=== Extracted material ===

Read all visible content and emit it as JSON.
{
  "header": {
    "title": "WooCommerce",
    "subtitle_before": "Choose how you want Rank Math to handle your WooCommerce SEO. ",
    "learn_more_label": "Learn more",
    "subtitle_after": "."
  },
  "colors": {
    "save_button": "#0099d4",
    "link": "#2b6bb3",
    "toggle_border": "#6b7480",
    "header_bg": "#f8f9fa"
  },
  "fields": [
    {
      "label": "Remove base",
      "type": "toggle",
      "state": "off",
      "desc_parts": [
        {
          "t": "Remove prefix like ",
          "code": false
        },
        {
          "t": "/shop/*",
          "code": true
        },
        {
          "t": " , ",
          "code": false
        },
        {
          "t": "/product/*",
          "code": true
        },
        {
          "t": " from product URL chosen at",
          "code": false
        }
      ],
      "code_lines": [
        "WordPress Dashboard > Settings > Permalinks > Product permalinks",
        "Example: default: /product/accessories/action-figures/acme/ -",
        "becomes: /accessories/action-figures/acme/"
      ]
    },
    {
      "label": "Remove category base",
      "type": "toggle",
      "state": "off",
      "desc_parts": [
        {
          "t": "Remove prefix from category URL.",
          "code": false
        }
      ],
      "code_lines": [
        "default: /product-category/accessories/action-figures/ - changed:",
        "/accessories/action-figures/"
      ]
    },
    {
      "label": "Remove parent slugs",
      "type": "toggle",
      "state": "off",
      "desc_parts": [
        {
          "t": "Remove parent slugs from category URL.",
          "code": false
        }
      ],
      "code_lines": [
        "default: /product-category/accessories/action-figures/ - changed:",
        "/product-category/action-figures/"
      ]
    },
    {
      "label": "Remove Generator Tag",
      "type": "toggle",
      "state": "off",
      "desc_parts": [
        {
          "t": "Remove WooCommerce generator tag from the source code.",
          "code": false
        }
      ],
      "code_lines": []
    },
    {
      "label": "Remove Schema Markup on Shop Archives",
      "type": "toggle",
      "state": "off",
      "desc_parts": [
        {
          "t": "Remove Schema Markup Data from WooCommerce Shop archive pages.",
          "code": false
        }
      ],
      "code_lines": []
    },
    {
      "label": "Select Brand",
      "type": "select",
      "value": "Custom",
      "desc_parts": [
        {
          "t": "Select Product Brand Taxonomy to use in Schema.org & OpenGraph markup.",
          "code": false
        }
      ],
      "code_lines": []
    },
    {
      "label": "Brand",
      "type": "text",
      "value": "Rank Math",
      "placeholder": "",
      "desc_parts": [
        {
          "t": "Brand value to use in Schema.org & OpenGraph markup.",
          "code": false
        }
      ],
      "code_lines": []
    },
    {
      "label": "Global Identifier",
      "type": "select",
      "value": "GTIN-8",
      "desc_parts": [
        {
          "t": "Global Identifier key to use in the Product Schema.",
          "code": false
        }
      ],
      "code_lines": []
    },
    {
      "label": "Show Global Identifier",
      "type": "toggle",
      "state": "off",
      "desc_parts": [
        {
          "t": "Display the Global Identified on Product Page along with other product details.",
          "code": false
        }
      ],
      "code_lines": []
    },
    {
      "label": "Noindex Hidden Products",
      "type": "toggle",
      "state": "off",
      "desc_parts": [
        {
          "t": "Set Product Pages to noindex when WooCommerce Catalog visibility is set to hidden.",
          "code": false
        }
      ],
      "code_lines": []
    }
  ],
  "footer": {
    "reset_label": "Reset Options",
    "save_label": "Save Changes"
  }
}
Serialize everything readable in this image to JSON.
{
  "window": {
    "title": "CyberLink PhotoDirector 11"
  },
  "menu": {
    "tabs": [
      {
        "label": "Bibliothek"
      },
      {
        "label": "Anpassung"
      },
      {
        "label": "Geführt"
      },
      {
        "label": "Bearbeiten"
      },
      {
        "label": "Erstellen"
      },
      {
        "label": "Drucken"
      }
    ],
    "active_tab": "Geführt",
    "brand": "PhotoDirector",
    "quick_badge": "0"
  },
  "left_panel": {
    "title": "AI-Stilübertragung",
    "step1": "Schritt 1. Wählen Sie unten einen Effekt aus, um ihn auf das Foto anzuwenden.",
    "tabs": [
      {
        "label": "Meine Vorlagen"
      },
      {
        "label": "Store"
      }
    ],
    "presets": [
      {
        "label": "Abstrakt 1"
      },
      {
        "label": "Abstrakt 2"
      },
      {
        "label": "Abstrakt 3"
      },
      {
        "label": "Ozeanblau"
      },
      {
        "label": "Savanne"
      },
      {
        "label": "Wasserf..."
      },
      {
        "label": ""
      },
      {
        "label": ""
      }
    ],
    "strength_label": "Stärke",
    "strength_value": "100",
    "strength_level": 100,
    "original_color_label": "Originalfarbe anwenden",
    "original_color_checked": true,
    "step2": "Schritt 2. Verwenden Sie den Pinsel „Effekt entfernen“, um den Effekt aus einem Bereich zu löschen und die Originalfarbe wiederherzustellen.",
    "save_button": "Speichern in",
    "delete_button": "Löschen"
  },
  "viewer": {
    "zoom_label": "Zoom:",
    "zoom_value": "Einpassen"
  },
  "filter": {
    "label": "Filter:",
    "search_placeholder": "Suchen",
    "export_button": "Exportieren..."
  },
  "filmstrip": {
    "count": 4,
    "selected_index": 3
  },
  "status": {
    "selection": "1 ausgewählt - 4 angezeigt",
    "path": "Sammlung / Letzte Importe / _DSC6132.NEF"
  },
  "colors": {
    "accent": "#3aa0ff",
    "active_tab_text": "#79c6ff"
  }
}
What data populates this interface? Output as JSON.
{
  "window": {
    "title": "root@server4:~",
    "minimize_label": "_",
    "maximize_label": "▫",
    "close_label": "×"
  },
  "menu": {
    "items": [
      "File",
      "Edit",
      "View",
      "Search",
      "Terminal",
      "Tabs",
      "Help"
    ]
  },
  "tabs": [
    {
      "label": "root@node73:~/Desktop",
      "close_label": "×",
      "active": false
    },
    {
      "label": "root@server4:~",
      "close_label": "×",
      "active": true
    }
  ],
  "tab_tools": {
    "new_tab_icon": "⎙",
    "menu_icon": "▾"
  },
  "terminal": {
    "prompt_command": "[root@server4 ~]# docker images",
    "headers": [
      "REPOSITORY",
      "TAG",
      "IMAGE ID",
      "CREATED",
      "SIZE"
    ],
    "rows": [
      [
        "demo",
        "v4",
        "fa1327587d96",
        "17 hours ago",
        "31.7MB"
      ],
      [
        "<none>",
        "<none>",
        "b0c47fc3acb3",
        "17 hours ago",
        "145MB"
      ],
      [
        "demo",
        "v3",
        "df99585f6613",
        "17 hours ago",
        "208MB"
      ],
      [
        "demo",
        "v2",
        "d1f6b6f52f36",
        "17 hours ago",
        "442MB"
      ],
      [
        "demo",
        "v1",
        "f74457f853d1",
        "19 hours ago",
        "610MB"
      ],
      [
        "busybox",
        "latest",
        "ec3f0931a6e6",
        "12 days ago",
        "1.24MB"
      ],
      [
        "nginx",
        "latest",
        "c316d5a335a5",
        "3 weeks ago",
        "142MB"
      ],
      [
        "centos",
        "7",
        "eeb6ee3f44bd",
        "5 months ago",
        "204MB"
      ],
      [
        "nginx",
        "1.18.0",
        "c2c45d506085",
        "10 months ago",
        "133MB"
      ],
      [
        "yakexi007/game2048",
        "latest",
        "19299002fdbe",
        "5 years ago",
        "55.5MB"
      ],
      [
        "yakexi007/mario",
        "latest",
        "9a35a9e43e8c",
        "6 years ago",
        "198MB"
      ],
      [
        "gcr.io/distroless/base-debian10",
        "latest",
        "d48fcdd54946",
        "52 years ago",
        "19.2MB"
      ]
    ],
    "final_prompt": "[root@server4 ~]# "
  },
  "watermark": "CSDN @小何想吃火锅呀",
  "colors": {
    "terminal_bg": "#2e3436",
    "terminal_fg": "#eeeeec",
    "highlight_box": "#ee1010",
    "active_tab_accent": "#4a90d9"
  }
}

=== Directions ===
Identify each line holding the string "category", and copy it out.

=== Problem solution ===
      "label": "Remove category base",
          "t": "Remove prefix from category URL.",
        "default: /product-category/accessories/action-figures/ - changed:",
          "t": "Remove parent slugs from category URL.",
        "default: /product-category/accessories/action-figures/ - changed:",
        "/product-category/action-figures/"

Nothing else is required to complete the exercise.